**What to work on**
Every line that holds the string "väster" is to be identified and copied.

Records excerpted from a collection
- - -

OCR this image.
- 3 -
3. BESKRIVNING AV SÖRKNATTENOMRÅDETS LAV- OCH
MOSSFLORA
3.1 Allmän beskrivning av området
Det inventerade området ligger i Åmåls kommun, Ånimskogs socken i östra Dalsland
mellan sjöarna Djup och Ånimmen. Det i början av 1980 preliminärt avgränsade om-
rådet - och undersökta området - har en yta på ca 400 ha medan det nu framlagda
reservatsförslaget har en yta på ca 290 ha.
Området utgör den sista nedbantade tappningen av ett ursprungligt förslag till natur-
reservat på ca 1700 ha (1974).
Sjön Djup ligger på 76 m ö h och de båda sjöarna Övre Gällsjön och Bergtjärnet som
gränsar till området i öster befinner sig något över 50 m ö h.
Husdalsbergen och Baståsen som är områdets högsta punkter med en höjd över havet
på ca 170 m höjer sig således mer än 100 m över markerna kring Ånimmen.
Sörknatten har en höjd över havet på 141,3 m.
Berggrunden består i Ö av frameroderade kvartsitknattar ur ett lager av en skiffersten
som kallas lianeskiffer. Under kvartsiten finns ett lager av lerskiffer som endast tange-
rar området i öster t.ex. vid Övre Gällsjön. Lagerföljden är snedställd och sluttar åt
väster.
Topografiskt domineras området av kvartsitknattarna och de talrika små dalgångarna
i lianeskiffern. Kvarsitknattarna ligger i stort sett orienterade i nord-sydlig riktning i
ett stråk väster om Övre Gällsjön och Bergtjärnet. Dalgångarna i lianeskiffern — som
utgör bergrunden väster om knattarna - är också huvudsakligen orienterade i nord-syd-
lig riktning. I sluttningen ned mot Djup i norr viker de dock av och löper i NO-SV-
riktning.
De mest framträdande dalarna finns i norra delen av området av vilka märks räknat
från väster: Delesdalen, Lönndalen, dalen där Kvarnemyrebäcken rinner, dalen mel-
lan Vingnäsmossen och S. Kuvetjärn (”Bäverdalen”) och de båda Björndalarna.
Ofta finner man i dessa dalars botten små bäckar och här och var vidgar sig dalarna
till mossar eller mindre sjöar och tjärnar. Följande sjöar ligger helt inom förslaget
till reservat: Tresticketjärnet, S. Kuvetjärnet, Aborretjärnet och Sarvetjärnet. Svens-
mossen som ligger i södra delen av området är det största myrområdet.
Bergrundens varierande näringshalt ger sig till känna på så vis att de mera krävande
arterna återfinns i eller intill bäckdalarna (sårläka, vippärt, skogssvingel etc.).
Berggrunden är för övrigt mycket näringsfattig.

- - -

**Task result**
väster.
ett stråk väster om Övre Gällsjön och Bergtjärnet. Dalgångarna i lianeskiffern — som
utgör bergrunden väster om knattarna - är också huvudsakligen orienterade i nord-syd-
från väster: Delesdalen, Lönndalen, dalen där Kvarnemyrebäcken rinner, dalen mel-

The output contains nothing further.